§ PROMPT
Can you reproduce every one of the lines below verbatim, with no character changed?

§ RECORDS SUPPLIED
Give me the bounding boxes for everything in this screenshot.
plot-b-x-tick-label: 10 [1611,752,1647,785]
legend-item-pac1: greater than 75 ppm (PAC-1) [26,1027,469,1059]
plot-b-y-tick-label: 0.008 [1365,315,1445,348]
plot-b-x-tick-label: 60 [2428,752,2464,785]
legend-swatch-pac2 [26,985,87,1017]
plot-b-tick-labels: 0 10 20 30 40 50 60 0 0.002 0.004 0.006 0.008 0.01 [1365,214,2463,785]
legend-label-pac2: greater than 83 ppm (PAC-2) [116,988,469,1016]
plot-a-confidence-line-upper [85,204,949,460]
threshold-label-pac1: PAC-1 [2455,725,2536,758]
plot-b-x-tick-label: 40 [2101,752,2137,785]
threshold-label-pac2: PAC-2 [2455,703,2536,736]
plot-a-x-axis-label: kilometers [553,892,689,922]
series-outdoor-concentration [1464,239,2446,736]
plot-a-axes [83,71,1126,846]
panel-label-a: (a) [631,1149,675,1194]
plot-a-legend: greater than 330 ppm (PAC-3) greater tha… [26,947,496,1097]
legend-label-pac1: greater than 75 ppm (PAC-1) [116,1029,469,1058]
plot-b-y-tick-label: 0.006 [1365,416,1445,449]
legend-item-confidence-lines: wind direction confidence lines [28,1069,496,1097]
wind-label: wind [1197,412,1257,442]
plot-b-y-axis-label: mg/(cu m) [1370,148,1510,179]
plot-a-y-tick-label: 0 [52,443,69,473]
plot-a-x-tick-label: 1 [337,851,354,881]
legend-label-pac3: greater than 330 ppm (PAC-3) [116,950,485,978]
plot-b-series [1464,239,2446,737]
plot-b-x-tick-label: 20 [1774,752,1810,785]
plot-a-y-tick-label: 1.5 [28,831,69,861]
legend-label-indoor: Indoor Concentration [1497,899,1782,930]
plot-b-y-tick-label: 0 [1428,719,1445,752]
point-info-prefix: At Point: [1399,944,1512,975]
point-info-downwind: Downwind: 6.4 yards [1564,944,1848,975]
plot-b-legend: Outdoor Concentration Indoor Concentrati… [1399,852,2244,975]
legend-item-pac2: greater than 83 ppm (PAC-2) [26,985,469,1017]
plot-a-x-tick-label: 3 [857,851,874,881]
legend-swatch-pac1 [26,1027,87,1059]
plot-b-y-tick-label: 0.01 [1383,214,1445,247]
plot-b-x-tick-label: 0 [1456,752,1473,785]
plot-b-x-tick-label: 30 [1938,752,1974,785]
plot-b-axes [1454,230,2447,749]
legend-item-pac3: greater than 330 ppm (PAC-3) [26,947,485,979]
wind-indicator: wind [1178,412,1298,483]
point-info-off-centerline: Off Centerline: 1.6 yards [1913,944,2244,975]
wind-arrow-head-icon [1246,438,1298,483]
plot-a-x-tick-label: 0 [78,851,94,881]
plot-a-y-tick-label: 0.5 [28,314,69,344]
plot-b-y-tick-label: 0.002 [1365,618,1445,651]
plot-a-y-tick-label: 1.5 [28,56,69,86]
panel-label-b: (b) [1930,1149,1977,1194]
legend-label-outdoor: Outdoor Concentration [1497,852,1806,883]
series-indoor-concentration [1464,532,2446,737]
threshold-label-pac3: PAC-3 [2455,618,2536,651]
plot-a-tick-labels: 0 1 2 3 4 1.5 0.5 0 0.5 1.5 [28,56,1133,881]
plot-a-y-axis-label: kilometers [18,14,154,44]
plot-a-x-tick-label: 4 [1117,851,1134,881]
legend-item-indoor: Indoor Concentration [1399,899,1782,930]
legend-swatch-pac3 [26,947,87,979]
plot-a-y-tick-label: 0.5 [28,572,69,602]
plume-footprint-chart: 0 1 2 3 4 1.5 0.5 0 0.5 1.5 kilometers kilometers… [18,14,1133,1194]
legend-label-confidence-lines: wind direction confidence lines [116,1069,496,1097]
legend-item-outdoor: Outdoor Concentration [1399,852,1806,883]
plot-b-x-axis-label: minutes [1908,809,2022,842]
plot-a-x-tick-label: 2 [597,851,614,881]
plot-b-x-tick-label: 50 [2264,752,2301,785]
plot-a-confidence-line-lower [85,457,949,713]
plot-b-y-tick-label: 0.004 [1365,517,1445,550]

§ TASK OUTPUT
Give me the bounding boxes for everything in this screenshot.
plot-b-x-tick-label: 10 [1611,752,1647,785]
legend-item-pac1: greater than 75 ppm (PAC-1) [26,1027,469,1059]
plot-b-y-tick-label: 0.008 [1365,315,1445,348]
plot-b-x-tick-label: 60 [2428,752,2464,785]
legend-swatch-pac2 [26,985,87,1017]
plot-b-tick-labels: 0 10 20 30 40 50 60 0 0.002 0.004 0.006 0.008 0.01 [1365,214,2463,785]
legend-label-pac2: greater than 83 ppm (PAC-2) [116,988,469,1016]
plot-a-confidence-line-upper [85,204,949,460]
threshold-label-pac1: PAC-1 [2455,725,2536,758]
plot-b-x-tick-label: 40 [2101,752,2137,785]
threshold-label-pac2: PAC-2 [2455,703,2536,736]
plot-a-x-axis-label: kilometers [553,892,689,922]
series-outdoor-concentration [1464,239,2446,736]
plot-a-axes [83,71,1126,846]
panel-label-a: (a) [631,1149,675,1194]
plot-a-legend: greater than 330 ppm (PAC-3) greater tha… [26,947,496,1097]
legend-label-pac1: greater than 75 ppm (PAC-1) [116,1029,469,1058]
plot-b-y-tick-label: 0.006 [1365,416,1445,449]
legend-item-confidence-lines: wind direction confidence lines [28,1069,496,1097]
wind-label: wind [1197,412,1257,442]
plot-b-y-axis-label: mg/(cu m) [1370,148,1510,179]
plot-a-y-tick-label: 0 [52,443,69,473]
plot-a-x-tick-label: 1 [337,851,354,881]
legend-label-pac3: greater than 330 ppm (PAC-3) [116,950,485,978]
plot-b-series [1464,239,2446,737]
plot-b-x-tick-label: 20 [1774,752,1810,785]
plot-a-y-tick-label: 1.5 [28,831,69,861]
legend-label-indoor: Indoor Concentration [1497,899,1782,930]
plot-b-y-tick-label: 0 [1428,719,1445,752]
point-info-prefix: At Point: [1399,944,1512,975]
point-info-downwind: Downwind: 6.4 yards [1564,944,1848,975]
plot-b-legend: Outdoor Concentration Indoor Concentrati… [1399,852,2244,975]
legend-item-pac2: greater than 83 ppm (PAC-2) [26,985,469,1017]
plot-a-x-tick-label: 3 [857,851,874,881]
legend-swatch-pac1 [26,1027,87,1059]
plot-b-y-tick-label: 0.01 [1383,214,1445,247]
plot-b-x-tick-label: 0 [1456,752,1473,785]
plot-b-x-tick-label: 30 [1938,752,1974,785]
plot-b-axes [1454,230,2447,749]
legend-item-pac3: greater than 330 ppm (PAC-3) [26,947,485,979]
wind-indicator: wind [1178,412,1298,483]
point-info-off-centerline: Off Centerline: 1.6 yards [1913,944,2244,975]
wind-arrow-head-icon [1246,438,1298,483]
plot-a-x-tick-label: 0 [78,851,94,881]
plot-a-y-tick-label: 0.5 [28,314,69,344]
plot-b-y-tick-label: 0.002 [1365,618,1445,651]
plot-a-y-tick-label: 1.5 [28,56,69,86]
panel-label-b: (b) [1930,1149,1977,1194]
legend-label-outdoor: Outdoor Concentration [1497,852,1806,883]
series-indoor-concentration [1464,532,2446,737]
threshold-label-pac3: PAC-3 [2455,618,2536,651]
plot-a-tick-labels: 0 1 2 3 4 1.5 0.5 0 0.5 1.5 [28,56,1133,881]
plot-a-y-axis-label: kilometers [18,14,154,44]
plot-a-x-tick-label: 4 [1117,851,1134,881]
legend-item-indoor: Indoor Concentration [1399,899,1782,930]
legend-swatch-pac3 [26,947,87,979]
plot-a-y-tick-label: 0.5 [28,572,69,602]
plume-footprint-chart: 0 1 2 3 4 1.5 0.5 0 0.5 1.5 kilometers kilometers… [18,14,1133,1194]
legend-label-confidence-lines: wind direction confidence lines [116,1069,496,1097]
legend-item-outdoor: Outdoor Concentration [1399,852,1806,883]
plot-b-x-axis-label: minutes [1908,809,2022,842]
plot-a-x-tick-label: 2 [597,851,614,881]
plot-b-x-tick-label: 50 [2264,752,2301,785]
plot-a-confidence-line-lower [85,457,949,713]
plot-b-y-tick-label: 0.004 [1365,517,1445,550]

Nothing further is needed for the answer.